• [MATERIAL PROVIDED]:
-------------------------
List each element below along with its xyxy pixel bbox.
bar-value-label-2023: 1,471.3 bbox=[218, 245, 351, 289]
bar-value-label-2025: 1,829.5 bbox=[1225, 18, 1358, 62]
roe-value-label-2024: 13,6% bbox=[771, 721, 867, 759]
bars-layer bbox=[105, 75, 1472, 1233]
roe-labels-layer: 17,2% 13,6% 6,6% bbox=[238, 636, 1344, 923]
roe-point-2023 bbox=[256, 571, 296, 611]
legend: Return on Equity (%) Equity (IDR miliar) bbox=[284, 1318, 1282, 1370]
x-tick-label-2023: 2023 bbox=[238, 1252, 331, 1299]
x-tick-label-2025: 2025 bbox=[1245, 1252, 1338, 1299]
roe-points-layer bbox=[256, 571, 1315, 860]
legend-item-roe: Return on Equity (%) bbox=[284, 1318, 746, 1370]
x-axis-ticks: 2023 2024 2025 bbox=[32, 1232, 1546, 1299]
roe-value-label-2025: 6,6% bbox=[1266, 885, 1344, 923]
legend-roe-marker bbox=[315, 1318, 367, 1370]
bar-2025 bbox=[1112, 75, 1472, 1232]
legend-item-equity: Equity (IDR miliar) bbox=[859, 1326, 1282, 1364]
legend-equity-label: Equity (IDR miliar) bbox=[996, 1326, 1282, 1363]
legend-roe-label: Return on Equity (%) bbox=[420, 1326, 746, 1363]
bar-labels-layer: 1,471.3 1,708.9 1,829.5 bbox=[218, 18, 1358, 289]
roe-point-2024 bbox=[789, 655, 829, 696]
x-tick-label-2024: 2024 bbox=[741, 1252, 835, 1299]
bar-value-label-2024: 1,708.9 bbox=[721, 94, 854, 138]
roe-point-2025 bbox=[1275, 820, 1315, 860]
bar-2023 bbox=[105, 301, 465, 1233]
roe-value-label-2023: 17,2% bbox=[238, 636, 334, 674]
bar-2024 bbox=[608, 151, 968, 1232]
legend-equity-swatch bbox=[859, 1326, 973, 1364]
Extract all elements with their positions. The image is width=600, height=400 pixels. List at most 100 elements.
-------------------------
• [WORK TO COMPLETE]:
Reproduce the listing with every instance of "Equity (IDR miliar)" changed to "Equity (IDR billion)" and no other edits.

• [TASK RESPONSE]:
List each element below along with its xyxy pixel bbox.
bar-value-label-2023: 1,471.3 bbox=[218, 245, 351, 289]
bar-value-label-2025: 1,829.5 bbox=[1225, 18, 1358, 62]
roe-value-label-2024: 13,6% bbox=[771, 721, 867, 759]
bars-layer bbox=[105, 75, 1472, 1233]
roe-labels-layer: 17,2% 13,6% 6,6% bbox=[238, 636, 1344, 923]
roe-point-2023 bbox=[256, 571, 296, 611]
legend: Return on Equity (%) Equity (IDR billion) bbox=[284, 1318, 1282, 1370]
x-tick-label-2023: 2023 bbox=[238, 1252, 331, 1299]
x-tick-label-2025: 2025 bbox=[1245, 1252, 1338, 1299]
roe-points-layer bbox=[256, 571, 1315, 860]
legend-item-roe: Return on Equity (%) bbox=[284, 1318, 746, 1370]
x-axis-ticks: 2023 2024 2025 bbox=[32, 1232, 1546, 1299]
roe-value-label-2025: 6,6% bbox=[1266, 885, 1344, 923]
legend-roe-marker bbox=[315, 1318, 367, 1370]
bar-2025 bbox=[1112, 75, 1472, 1232]
legend-item-equity: Equity (IDR billion) bbox=[859, 1326, 1282, 1364]
legend-equity-label: Equity (IDR billion) bbox=[996, 1326, 1282, 1363]
legend-roe-label: Return on Equity (%) bbox=[420, 1326, 746, 1363]
bar-labels-layer: 1,471.3 1,708.9 1,829.5 bbox=[218, 18, 1358, 289]
roe-point-2024 bbox=[789, 655, 829, 696]
x-tick-label-2024: 2024 bbox=[741, 1252, 835, 1299]
bar-value-label-2024: 1,708.9 bbox=[721, 94, 854, 138]
roe-point-2025 bbox=[1275, 820, 1315, 860]
bar-2023 bbox=[105, 301, 465, 1233]
roe-value-label-2023: 17,2% bbox=[238, 636, 334, 674]
bar-2024 bbox=[608, 151, 968, 1232]
legend-equity-swatch bbox=[859, 1326, 973, 1364]
Extract all elements with their positions. The image is width=600, height=400 pixels. List at most 100 elements.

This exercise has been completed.